Locate each line holding the string "normal" and copy it.

Stored records:
──────────────────────────────

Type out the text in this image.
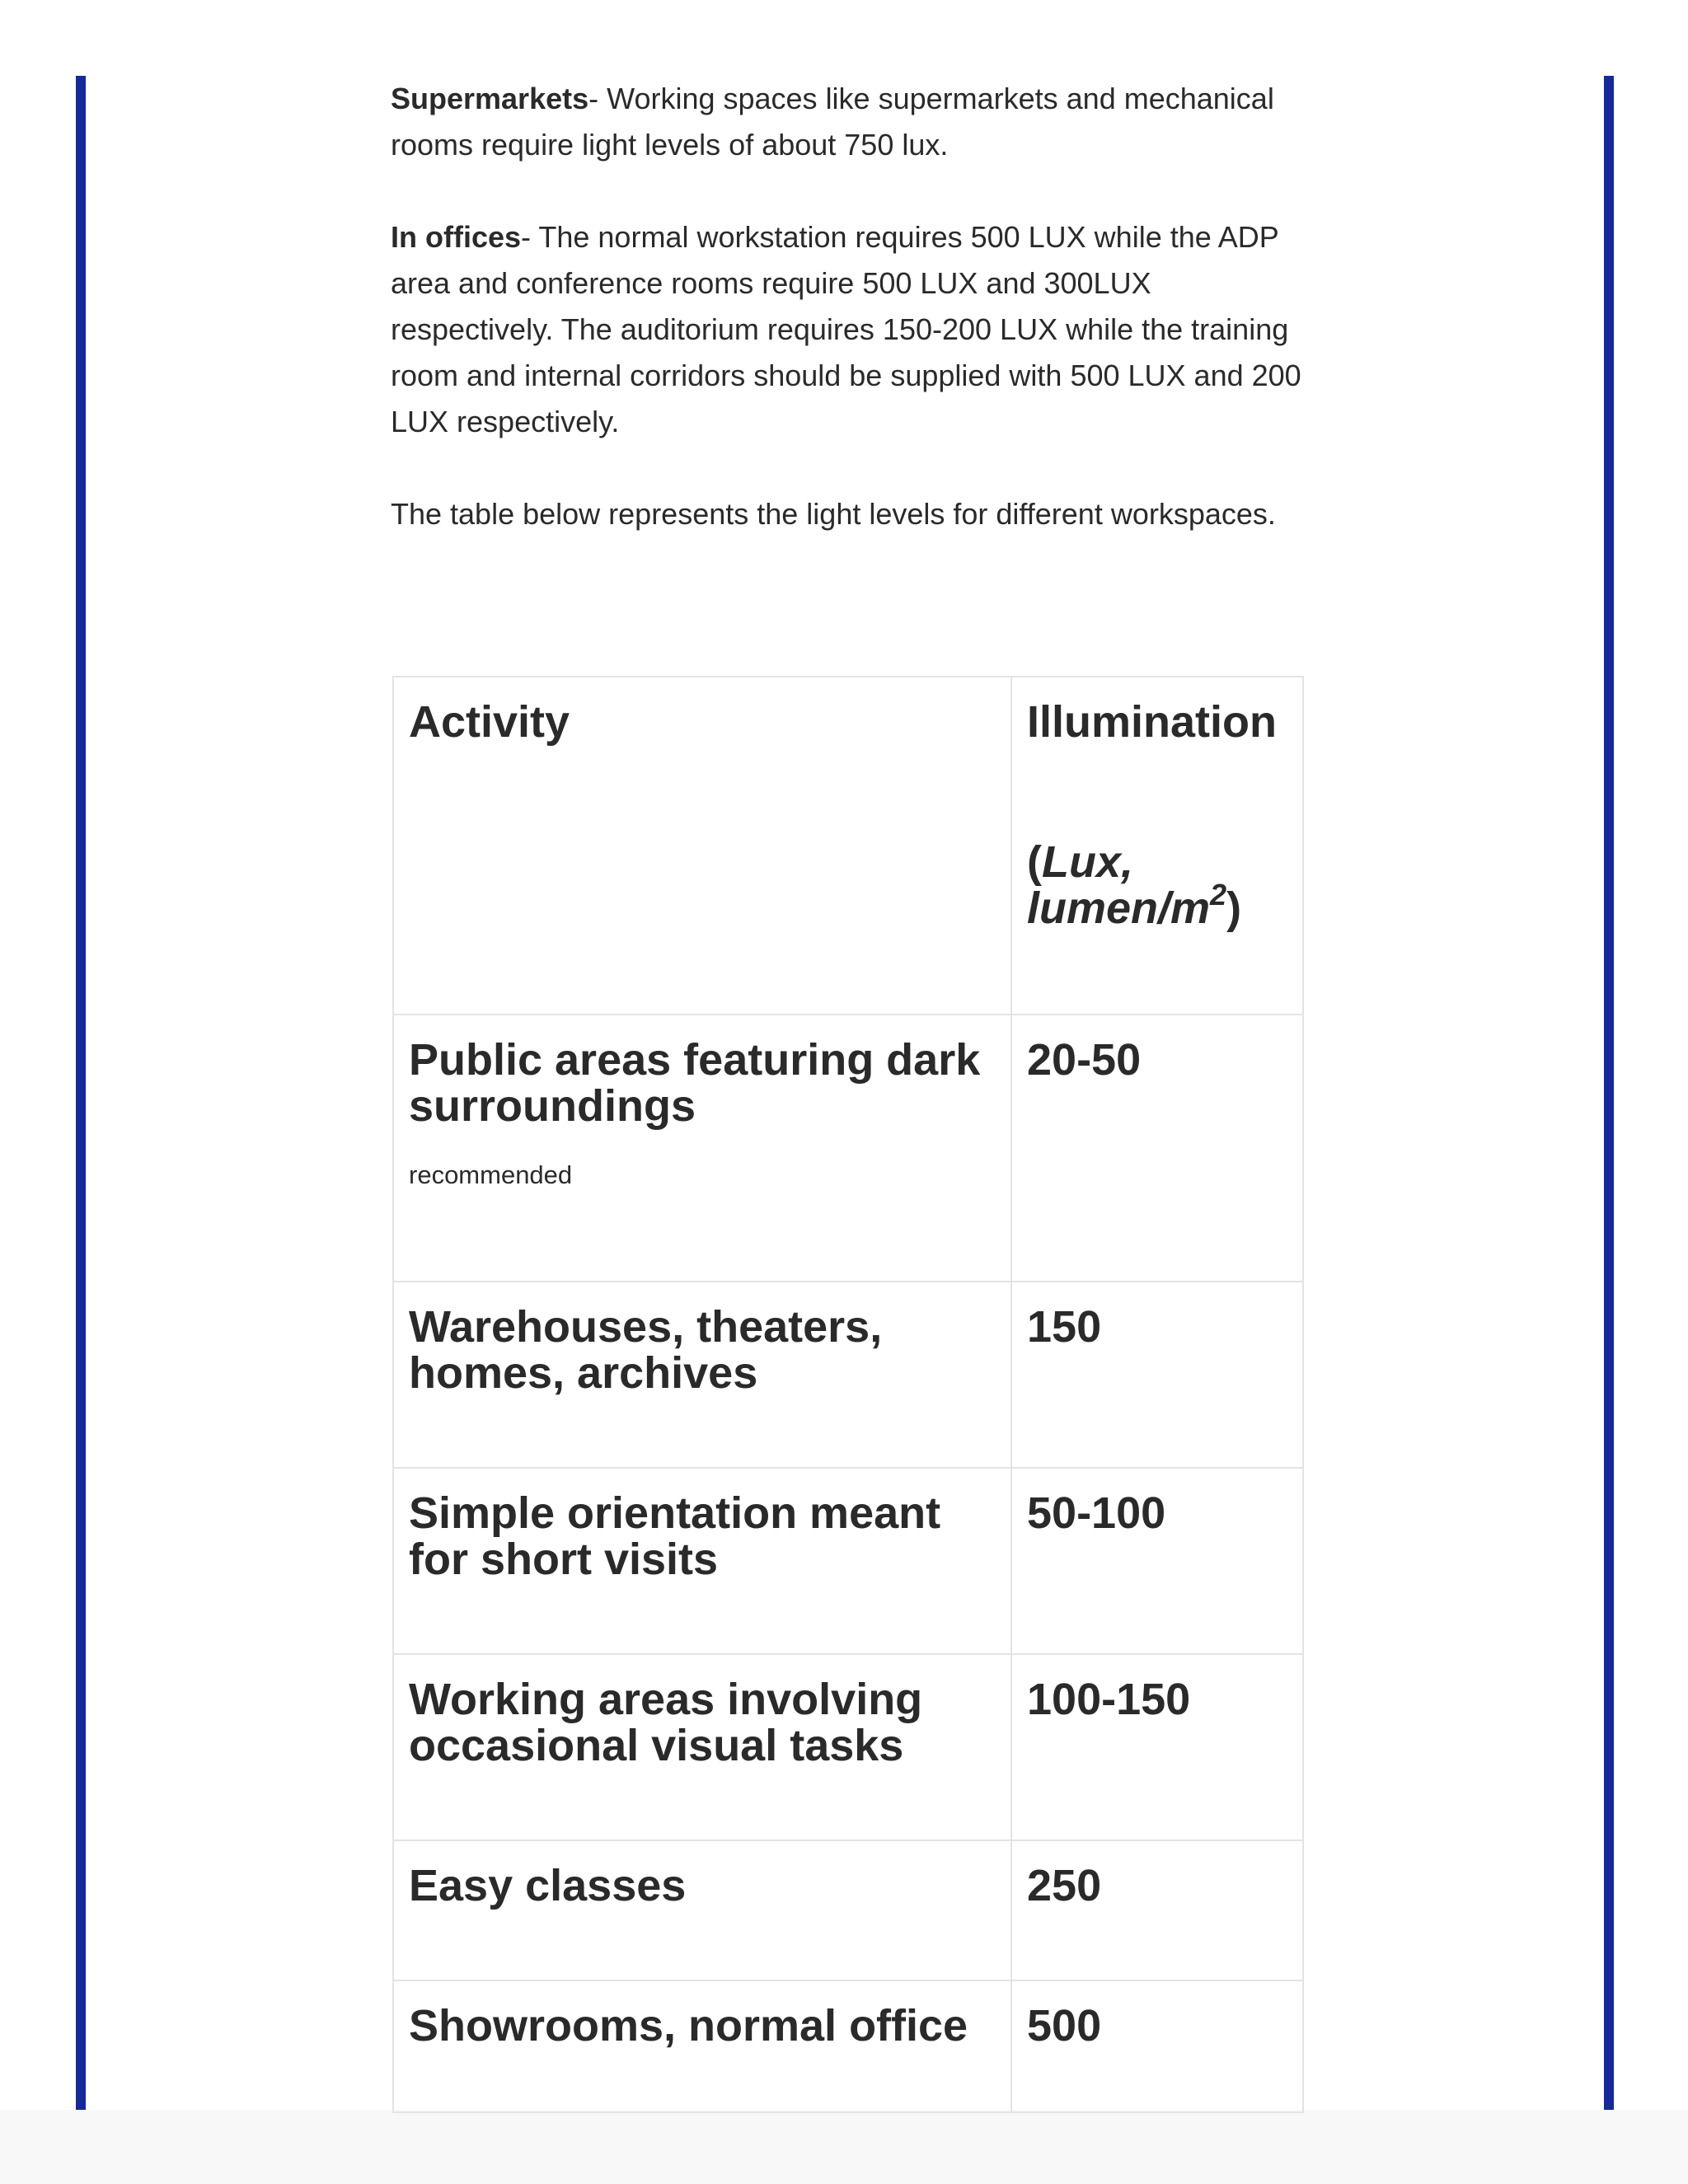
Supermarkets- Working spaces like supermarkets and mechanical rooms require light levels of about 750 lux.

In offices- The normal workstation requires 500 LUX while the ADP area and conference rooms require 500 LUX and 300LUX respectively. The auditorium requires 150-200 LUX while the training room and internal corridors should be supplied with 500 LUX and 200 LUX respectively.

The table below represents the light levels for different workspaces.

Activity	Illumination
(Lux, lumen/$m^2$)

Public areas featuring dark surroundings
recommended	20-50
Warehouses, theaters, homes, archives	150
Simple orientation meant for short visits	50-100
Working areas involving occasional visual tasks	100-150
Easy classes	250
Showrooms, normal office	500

──────────────────────────────

> **Exercise solution**:
In offices- The normal workstation requires 500 LUX while the ADP area and conference rooms require 500 LUX and 300LUX respectively. The auditorium requires 150-200 LUX while the training room and internal corridors should be supplied with 500 LUX and 200 LUX respectively.
Showrooms, normal office	500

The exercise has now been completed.